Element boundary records
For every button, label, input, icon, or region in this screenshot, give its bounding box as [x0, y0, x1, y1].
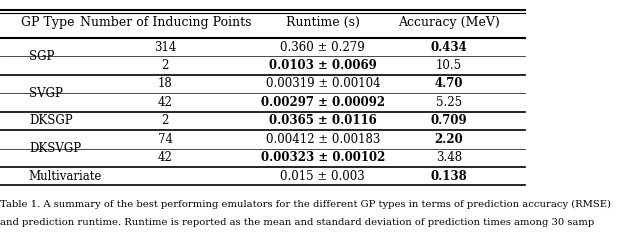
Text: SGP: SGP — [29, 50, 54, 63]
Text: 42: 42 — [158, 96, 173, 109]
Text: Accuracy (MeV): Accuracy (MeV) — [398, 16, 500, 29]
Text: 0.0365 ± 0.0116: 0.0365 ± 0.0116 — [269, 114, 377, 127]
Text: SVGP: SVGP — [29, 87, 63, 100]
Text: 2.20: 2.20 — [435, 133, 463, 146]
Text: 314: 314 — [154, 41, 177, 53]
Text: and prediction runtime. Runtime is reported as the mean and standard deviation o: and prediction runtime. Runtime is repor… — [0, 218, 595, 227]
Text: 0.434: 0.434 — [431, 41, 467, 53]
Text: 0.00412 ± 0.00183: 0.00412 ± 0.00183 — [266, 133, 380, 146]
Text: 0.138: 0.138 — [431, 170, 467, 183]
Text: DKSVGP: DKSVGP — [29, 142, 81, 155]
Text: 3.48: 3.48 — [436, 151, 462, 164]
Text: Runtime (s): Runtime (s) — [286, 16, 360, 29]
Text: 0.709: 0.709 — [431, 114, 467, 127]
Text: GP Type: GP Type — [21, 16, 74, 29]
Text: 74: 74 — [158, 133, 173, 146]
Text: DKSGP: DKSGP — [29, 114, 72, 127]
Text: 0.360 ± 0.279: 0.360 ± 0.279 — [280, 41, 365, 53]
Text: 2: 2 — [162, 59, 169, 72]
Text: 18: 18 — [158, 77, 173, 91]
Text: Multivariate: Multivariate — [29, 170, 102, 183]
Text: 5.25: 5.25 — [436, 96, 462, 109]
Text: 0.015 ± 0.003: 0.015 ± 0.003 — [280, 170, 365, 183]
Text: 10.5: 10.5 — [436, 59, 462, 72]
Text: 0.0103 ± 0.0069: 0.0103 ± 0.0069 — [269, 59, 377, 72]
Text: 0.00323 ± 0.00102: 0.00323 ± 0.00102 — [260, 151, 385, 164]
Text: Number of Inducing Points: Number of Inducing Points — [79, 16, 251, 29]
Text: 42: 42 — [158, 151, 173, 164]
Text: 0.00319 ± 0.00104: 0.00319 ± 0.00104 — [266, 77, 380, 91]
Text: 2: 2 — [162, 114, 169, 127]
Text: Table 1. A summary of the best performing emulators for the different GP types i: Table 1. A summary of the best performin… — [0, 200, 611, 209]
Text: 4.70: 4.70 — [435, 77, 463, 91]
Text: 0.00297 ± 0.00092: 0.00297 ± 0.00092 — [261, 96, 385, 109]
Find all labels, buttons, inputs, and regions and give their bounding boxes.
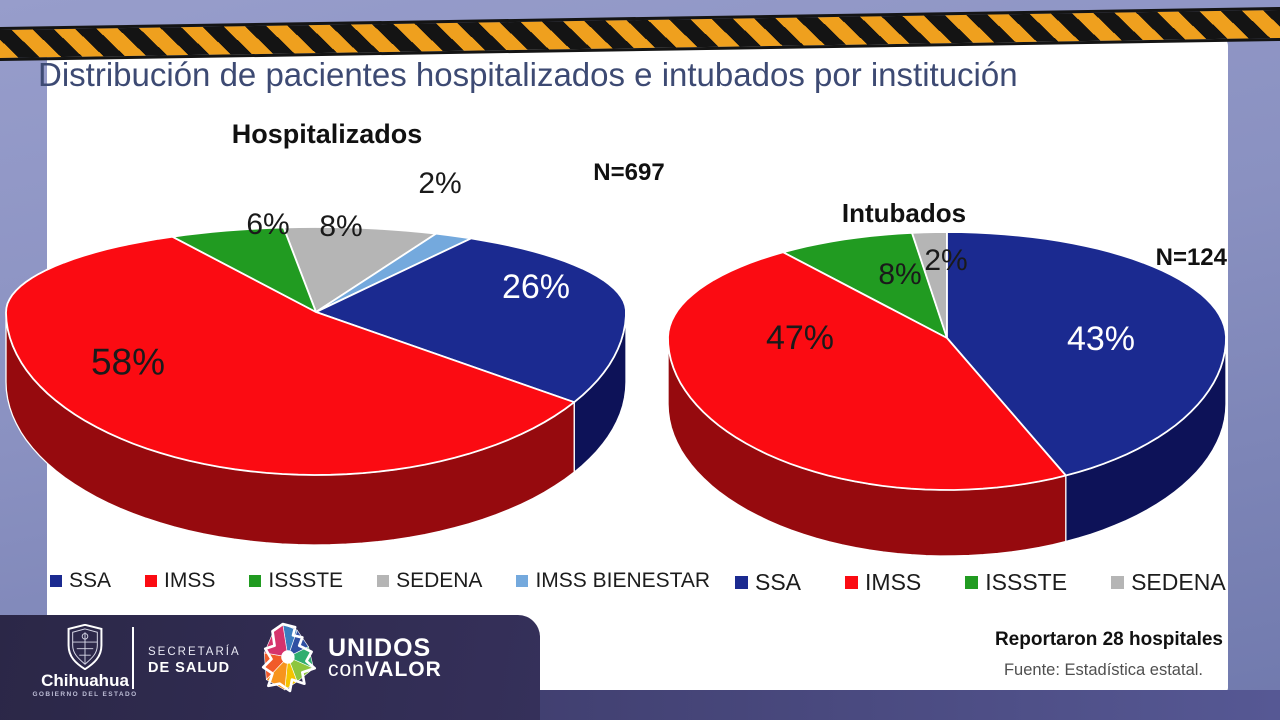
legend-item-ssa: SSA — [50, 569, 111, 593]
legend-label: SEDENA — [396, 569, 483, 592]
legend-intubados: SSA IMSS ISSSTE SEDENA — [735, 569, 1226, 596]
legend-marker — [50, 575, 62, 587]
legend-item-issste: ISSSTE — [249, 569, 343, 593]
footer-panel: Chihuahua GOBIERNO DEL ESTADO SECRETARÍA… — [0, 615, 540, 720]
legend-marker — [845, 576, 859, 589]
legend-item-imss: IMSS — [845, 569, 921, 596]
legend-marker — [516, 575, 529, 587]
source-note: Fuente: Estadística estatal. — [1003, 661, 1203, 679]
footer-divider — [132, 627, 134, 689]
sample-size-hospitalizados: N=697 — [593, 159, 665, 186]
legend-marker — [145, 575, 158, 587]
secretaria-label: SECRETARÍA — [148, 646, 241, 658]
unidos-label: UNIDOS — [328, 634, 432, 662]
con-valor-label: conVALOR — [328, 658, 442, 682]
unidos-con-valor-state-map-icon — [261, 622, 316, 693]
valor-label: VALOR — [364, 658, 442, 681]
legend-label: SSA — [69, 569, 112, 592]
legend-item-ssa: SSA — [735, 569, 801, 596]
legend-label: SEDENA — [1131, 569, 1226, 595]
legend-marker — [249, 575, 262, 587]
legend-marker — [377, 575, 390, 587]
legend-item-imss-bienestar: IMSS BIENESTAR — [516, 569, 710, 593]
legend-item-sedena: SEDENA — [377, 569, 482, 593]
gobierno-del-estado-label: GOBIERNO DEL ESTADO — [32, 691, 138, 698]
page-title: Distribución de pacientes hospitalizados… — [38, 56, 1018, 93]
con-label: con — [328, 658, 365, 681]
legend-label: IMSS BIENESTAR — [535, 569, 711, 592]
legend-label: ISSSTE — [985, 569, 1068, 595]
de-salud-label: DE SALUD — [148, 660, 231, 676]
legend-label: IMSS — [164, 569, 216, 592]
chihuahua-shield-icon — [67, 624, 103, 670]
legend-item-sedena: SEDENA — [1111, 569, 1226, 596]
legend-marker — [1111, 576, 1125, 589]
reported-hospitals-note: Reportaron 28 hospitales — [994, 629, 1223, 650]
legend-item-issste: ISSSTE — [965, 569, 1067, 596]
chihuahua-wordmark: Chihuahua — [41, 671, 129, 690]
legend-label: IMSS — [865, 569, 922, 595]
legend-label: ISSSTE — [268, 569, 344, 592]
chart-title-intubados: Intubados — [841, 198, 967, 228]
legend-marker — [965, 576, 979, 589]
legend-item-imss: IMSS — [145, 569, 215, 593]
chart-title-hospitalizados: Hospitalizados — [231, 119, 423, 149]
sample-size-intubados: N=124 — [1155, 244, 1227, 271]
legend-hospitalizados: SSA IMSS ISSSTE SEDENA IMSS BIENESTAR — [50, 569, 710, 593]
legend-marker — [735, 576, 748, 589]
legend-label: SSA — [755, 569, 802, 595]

**EXERCISE:**
Put every line of the records above into a numbered list, skipping blank lines and leaving out the pictures.

**REPLY:**
1. For every button, label, input, icon, or region in this screenshot, give its bounding box as [x0, y0, x1, y1].
2. Text: SGP: SGP — [29, 50, 54, 63]
3. Text: 42: 42 — [158, 96, 173, 109]
4. Text: Accuracy (MeV): Accuracy (MeV) — [398, 16, 500, 29]
5. Text: 0.0365 ± 0.0116: 0.0365 ± 0.0116 — [269, 114, 377, 127]
6. Text: SVGP: SVGP — [29, 87, 63, 100]
7. Text: 2.20: 2.20 — [435, 133, 463, 146]
8. Text: 314: 314 — [154, 41, 177, 53]
9. Text: and prediction runtime. Runtime is reported as the mean and standard deviation o: and prediction runtime. Runtime is repor… — [0, 218, 595, 227]
10. Text: 0.434: 0.434 — [431, 41, 467, 53]
11. Text: 0.00412 ± 0.00183: 0.00412 ± 0.00183 — [266, 133, 380, 146]
12. Text: 0.138: 0.138 — [431, 170, 467, 183]
13. Text: DKSVGP: DKSVGP — [29, 142, 81, 155]
14. Text: 3.48: 3.48 — [436, 151, 462, 164]
15. Text: Runtime (s): Runtime (s) — [286, 16, 360, 29]
16. Text: 0.709: 0.709 — [431, 114, 467, 127]
17. Text: GP Type: GP Type — [21, 16, 74, 29]
18. Text: 74: 74 — [158, 133, 173, 146]
19. Text: DKSGP: DKSGP — [29, 114, 72, 127]
20. Text: 0.360 ± 0.279: 0.360 ± 0.279 — [280, 41, 365, 53]
21. Text: 2: 2 — [162, 59, 169, 72]
22. Text: 18: 18 — [158, 77, 173, 91]
23. Text: Multivariate: Multivariate — [29, 170, 102, 183]
24. Text: 5.25: 5.25 — [436, 96, 462, 109]
25. Text: 0.015 ± 0.003: 0.015 ± 0.003 — [280, 170, 365, 183]
26. Text: 10.5: 10.5 — [436, 59, 462, 72]
27. Text: 0.0103 ± 0.0069: 0.0103 ± 0.0069 — [269, 59, 377, 72]
28. Text: 0.00323 ± 0.00102: 0.00323 ± 0.00102 — [260, 151, 385, 164]
29. Text: Number of Inducing Points: Number of Inducing Points — [79, 16, 251, 29]
30. Text: 42: 42 — [158, 151, 173, 164]
31. Text: 0.00319 ± 0.00104: 0.00319 ± 0.00104 — [266, 77, 380, 91]
32. Text: 2: 2 — [162, 114, 169, 127]
33. Text: Table 1. A summary of the best performing emulators for the different GP types i: Table 1. A summary of the best performin… — [0, 200, 611, 209]
34. Text: 4.70: 4.70 — [435, 77, 463, 91]
35. Text: 0.00297 ± 0.00092: 0.00297 ± 0.00092 — [261, 96, 385, 109]
36. Find all labels, buttons, inputs, and regions and give their bounding boxes.
37. legend-item-ssa: SSA — [50, 569, 111, 593]
38. legend-label: SEDENA — [396, 569, 483, 592]
39. legend-intubados: SSA IMSS ISSSTE SEDENA — [735, 569, 1226, 596]
40. legend-marker — [50, 575, 62, 587]
41. legend-item-issste: ISSSTE — [249, 569, 343, 593]
42. footer-panel: Chihuahua GOBIERNO DEL ESTADO SECRETARÍA… — [0, 615, 540, 720]
43. legend-marker — [845, 576, 859, 589]
44. legend-item-imss: IMSS — [845, 569, 921, 596]
45. legend-marker — [516, 575, 529, 587]
46. source-note: Fuente: Estadística estatal. — [1003, 661, 1203, 679]
47. footer-divider — [132, 627, 134, 689]
48. sample-size-hospitalizados: N=697 — [593, 159, 665, 186]
49. legend-marker — [145, 575, 158, 587]
50. secretaria-label: SECRETARÍA — [148, 646, 241, 658]
51. unidos-label: UNIDOS — [328, 634, 432, 662]
52. con-valor-label: conVALOR — [328, 658, 442, 682]
53. unidos-con-valor-state-map-icon — [261, 622, 316, 693]
54. valor-label: VALOR — [364, 658, 442, 681]
55. legend-label: SSA — [69, 569, 112, 592]
56. legend-item-ssa: SSA — [735, 569, 801, 596]
57. legend-label: SEDENA — [1131, 569, 1226, 595]
58. legend-marker — [249, 575, 262, 587]
59. legend-marker — [377, 575, 390, 587]
60. legend-item-imss-bienestar: IMSS BIENESTAR — [516, 569, 710, 593]
61. legend-item-sedena: SEDENA — [377, 569, 482, 593]
62. gobierno-del-estado-label: GOBIERNO DEL ESTADO — [32, 691, 138, 698]
63. page-title: Distribución de pacientes hospitalizados… — [38, 56, 1018, 93]
64. con-label: con — [328, 658, 365, 681]
65. legend-label: IMSS BIENESTAR — [535, 569, 711, 592]
66. legend-label: ISSSTE — [985, 569, 1068, 595]
67. de-salud-label: DE SALUD — [148, 660, 231, 676]
68. legend-label: IMSS — [164, 569, 216, 592]
69. chihuahua-shield-icon — [67, 624, 103, 670]
70. legend-item-sedena: SEDENA — [1111, 569, 1226, 596]
71. legend-marker — [1111, 576, 1125, 589]
72. reported-hospitals-note: Reportaron 28 hospitales — [994, 629, 1223, 650]
73. legend-item-issste: ISSSTE — [965, 569, 1067, 596]
74. chihuahua-wordmark: Chihuahua — [41, 671, 129, 690]
75. legend-label: IMSS — [865, 569, 922, 595]
76. legend-label: ISSSTE — [268, 569, 344, 592]
77. chart-title-intubados: Intubados — [841, 198, 967, 228]
78. legend-marker — [965, 576, 979, 589]
79. legend-item-imss: IMSS — [145, 569, 215, 593]
80. chart-title-hospitalizados: Hospitalizados — [231, 119, 423, 149]
81. sample-size-intubados: N=124 — [1155, 244, 1227, 271]
82. legend-hospitalizados: SSA IMSS ISSSTE SEDENA IMSS BIENESTAR — [50, 569, 710, 593]
83. legend-marker — [735, 576, 748, 589]
84. legend-label: SSA — [755, 569, 802, 595]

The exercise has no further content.